**Prompt**:
Convert the listing below into a JSON list of strings with one string per line, skipping blank lines and leaving the pictures out of the answer.

* start Data records *

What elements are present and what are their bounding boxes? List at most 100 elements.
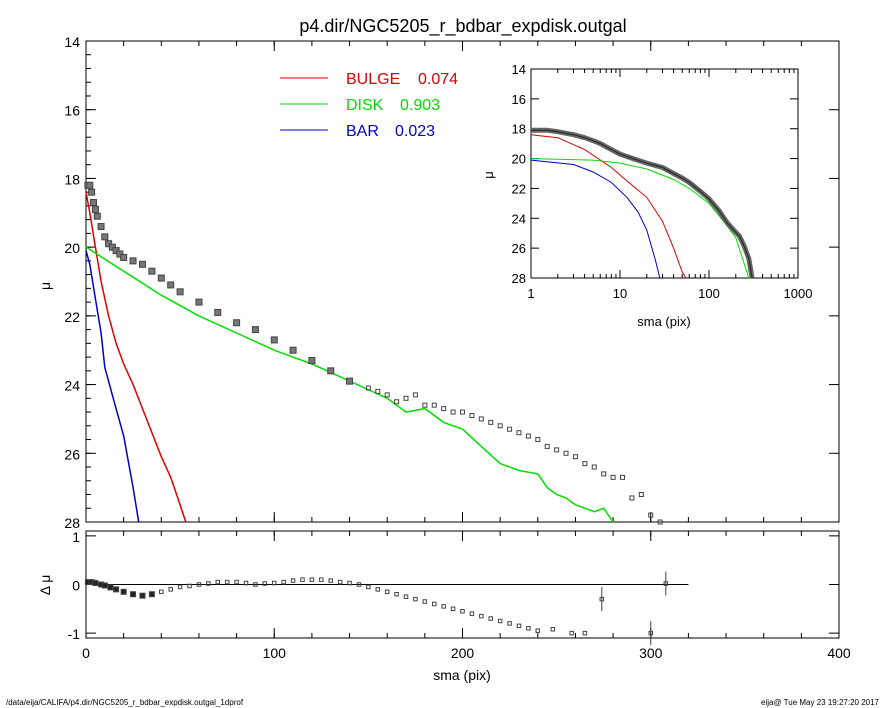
residual-point [460,609,465,614]
main-data-point [214,308,222,316]
residual-point [113,586,120,593]
inset-disk-line [530,158,750,279]
residual-point [413,596,418,602]
main-data-point [610,474,616,480]
inset-y-tick-label-7: 28 [512,271,526,286]
legend-label-bar: BAR [346,123,379,140]
main-data-point [375,388,381,394]
residual-y-tick-label-1: 0 [72,578,80,594]
residual-point [168,587,173,592]
residual-point [663,581,669,586]
residual-point [422,599,428,604]
main-profile-panel: μ 14 16 18 20 22 24 26 28 BULGE 0.074 DISK 0.903 BA… [37,34,840,531]
main-data-point [460,409,465,415]
main-data-point [525,433,531,439]
main-data-point [384,392,390,398]
main-data-point [572,454,578,460]
inset-x-tick-label-2: 100 [698,286,720,301]
inset-bar-line [530,159,661,279]
main-series-group [84,181,663,525]
residual-point [272,580,277,586]
inset-x-tick-label-0: 1 [527,286,534,301]
legend-value-bar: 0.023 [395,123,435,140]
residual-point [290,578,296,583]
inset-x-tick-label-1: 10 [613,286,627,301]
residual-point [366,584,371,590]
inset-y-tick-label-4: 22 [512,181,526,196]
main-y-tick-label-5: 24 [64,378,80,394]
main-data-point [346,377,354,385]
main-data-point [97,223,105,231]
main-data-point [554,447,560,453]
main-data-point [195,298,203,306]
inset-plot-frame [530,68,799,279]
residual-point [101,582,108,589]
residual-y-tick-label-0: 1 [72,529,80,545]
plot-title: p4.dir/NGC5205_r_bdbar_expdisk.outgal [299,16,626,37]
residual-point [432,601,437,607]
main-axis-ticks: 14 16 18 20 22 24 26 28 [64,34,840,531]
residual-x-label: sma (pix) [433,667,491,683]
residual-point [516,623,522,629]
residual-point [441,604,446,609]
main-disk-line [85,246,614,523]
main-data-point [450,409,456,415]
main-data-point [563,450,569,456]
residual-point [234,579,239,585]
residual-x-tick-label-0: 0 [82,645,90,661]
footer-user-timestamp: eija@ Tue May 23 19:27:20 2017 [761,698,879,707]
main-y-tick-label-0: 14 [64,34,80,50]
main-data-point [582,461,588,467]
inset-bulge-line [530,134,687,279]
residual-point [159,589,164,595]
main-data-point [620,474,626,480]
residual-point [187,583,192,589]
main-data-point [478,416,484,422]
main-bar-line [85,250,140,523]
main-data-point [90,198,98,206]
residual-point [300,577,305,582]
main-data-point [120,253,128,261]
residual-point [375,587,381,592]
residual-point [535,628,541,633]
main-bulge-line [85,192,187,523]
residual-point [582,630,588,636]
residual-point [497,618,503,624]
residual-point [139,592,146,599]
main-data-point [497,423,503,429]
residual-point [107,584,114,591]
main-data-point [138,260,146,268]
residual-point [148,591,155,598]
main-data-point [441,406,447,412]
inset-y-tick-label-3: 20 [512,152,526,167]
residual-panel: Δ μ sma (pix) 10-10 100 200 300 400 [37,529,851,683]
residual-point [356,582,362,587]
inset-axis-ticks: 14 16 18 20 22 24 26 281 10 100 1000 [512,62,813,301]
main-data-point [270,336,278,344]
legend-label-disk: DISK [346,97,384,114]
main-data-point [157,274,165,282]
main-data-point [648,512,654,518]
residual-point [319,577,324,582]
residual-point [253,582,258,587]
main-data-point [86,181,94,189]
main-y-tick-label-4: 22 [64,309,80,325]
main-data-point [507,426,513,432]
legend-value-disk: 0.903 [400,97,440,114]
main-data-point [488,419,494,425]
residual-series-group [84,571,689,646]
main-data-point [535,437,541,443]
legend-value-bulge: 0.074 [418,71,458,88]
residual-point [206,581,211,586]
residual-point [403,594,409,599]
main-data-point [101,233,109,241]
main-data-point [308,357,316,365]
residual-point [488,616,493,621]
main-legend: BULGE 0.074 DISK 0.903 BAR 0.023 [280,71,458,140]
main-data-point [516,430,522,436]
inset-y-tick-label-5: 24 [512,211,526,226]
inset-y-tick-label-1: 16 [512,92,526,107]
main-y-tick-label-1: 16 [64,103,80,119]
main-data-point [148,267,156,275]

* end Data records *

**Reply to the task**:
[
  "What elements are present and what are their bounding boxes? List at most 100 elements.",
  "residual-point [460,609,465,614]",
  "main-data-point [214,308,222,316]",
  "residual-point [113,586,120,593]",
  "inset-disk-line [530,158,750,279]",
  "residual-point [413,596,418,602]",
  "main-data-point [610,474,616,480]",
  "inset-y-tick-label-7: 28 [512,271,526,286]",
  "legend-label-bar: BAR [346,123,379,140]",
  "main-data-point [375,388,381,394]",
  "residual-y-tick-label-1: 0 [72,578,80,594]",
  "residual-point [168,587,173,592]",
  "residual-point [663,581,669,586]",
  "residual-point [422,599,428,604]",
  "main-profile-panel: μ 14 16 18 20 22 24 26 28 BULGE 0.074 DISK 0.903 BA… [37,34,840,531]",
  "main-data-point [460,409,465,415]",
  "main-data-point [525,433,531,439]",
  "main-data-point [384,392,390,398]",
  "main-data-point [572,454,578,460]",
  "inset-x-tick-label-2: 100 [698,286,720,301]",
  "inset-bar-line [530,159,661,279]",
  "main-series-group [84,181,663,525]",
  "residual-point [272,580,277,586]",
  "inset-x-tick-label-0: 1 [527,286,534,301]",
  "legend-value-bar: 0.023 [395,123,435,140]",
  "residual-point [290,578,296,583]",
  "inset-x-tick-label-1: 10 [613,286,627,301]",
  "residual-point [366,584,371,590]",
  "inset-y-tick-label-4: 22 [512,181,526,196]",
  "main-y-tick-label-5: 24 [64,378,80,394]",
  "main-data-point [346,377,354,385]",
  "main-data-point [97,223,105,231]",
  "main-data-point [554,447,560,453]",
  "main-data-point [195,298,203,306]",
  "inset-plot-frame [530,68,799,279]",
  "residual-point [101,582,108,589]",
  "residual-y-tick-label-0: 1 [72,529,80,545]",
  "plot-title: p4.dir/NGC5205_r_bdbar_expdisk.outgal [299,16,626,37]",
  "residual-point [432,601,437,607]",
  "main-axis-ticks: 14 16 18 20 22 24 26 28 [64,34,840,531]",
  "residual-x-label: sma (pix) [433,667,491,683]",
  "residual-point [516,623,522,629]",
  "residual-point [441,604,446,609]",
  "main-disk-line [85,246,614,523]",
  "main-data-point [450,409,456,415]",
  "main-data-point [563,450,569,456]",
  "residual-point [234,579,239,585]",
  "residual-x-tick-label-0: 0 [82,645,90,661]",
  "footer-user-timestamp: eija@ Tue May 23 19:27:20 2017 [761,698,879,707]",
  "main-y-tick-label-0: 14 [64,34,80,50]",
  "main-data-point [582,461,588,467]",
  "inset-bulge-line [530,134,687,279]",
  "residual-point [159,589,164,595]",
  "main-data-point [620,474,626,480]",
  "residual-point [187,583,192,589]",
  "main-data-point [478,416,484,422]",
  "main-bar-line [85,250,140,523]",
  "main-data-point [90,198,98,206]",
  "residual-point [300,577,305,582]",
  "main-data-point [120,253,128,261]",
  "residual-point [375,587,381,592]",
  "residual-point [535,628,541,633]",
  "main-bulge-line [85,192,187,523]",
  "residual-point [582,630,588,636]",
  "residual-point [497,618,503,624]",
  "residual-point [139,592,146,599]",
  "main-data-point [497,423,503,429]",
  "residual-point [107,584,114,591]",
  "main-data-point [138,260,146,268]",
  "residual-point [148,591,155,598]",
  "main-data-point [441,406,447,412]",
  "inset-y-tick-label-3: 20 [512,152,526,167]",
  "residual-panel: Δ μ sma (pix) 10-10 100 200 300 400 [37,529,851,683]",
  "residual-point [356,582,362,587]",
  "inset-axis-ticks: 14 16 18 20 22 24 26 281 10 100 1000 [512,62,813,301]",
  "main-data-point [270,336,278,344]",
  "legend-label-disk: DISK [346,97,384,114]",
  "main-data-point [157,274,165,282]",
  "main-data-point [648,512,654,518]",
  "residual-point [319,577,324,582]",
  "residual-point [253,582,258,587]",
  "main-data-point [86,181,94,189]",
  "main-y-tick-label-4: 22 [64,309,80,325]",
  "main-data-point [507,426,513,432]",
  "legend-value-disk: 0.903 [400,97,440,114]",
  "main-data-point [488,419,494,425]",
  "residual-series-group [84,571,689,646]",
  "main-data-point [535,437,541,443]",
  "legend-value-bulge: 0.074 [418,71,458,88]",
  "residual-point [206,581,211,586]",
  "residual-point [403,594,409,599]",
  "main-data-point [101,233,109,241]",
  "main-data-point [308,357,316,365]",
  "residual-point [488,616,493,621]",
  "main-legend: BULGE 0.074 DISK 0.903 BAR 0.023 [280,71,458,140]",
  "main-data-point [516,430,522,436]",
  "inset-y-tick-label-5: 24 [512,211,526,226]",
  "inset-y-tick-label-1: 16 [512,92,526,107]",
  "main-y-tick-label-1: 16 [64,103,80,119]",
  "main-data-point [148,267,156,275]"
]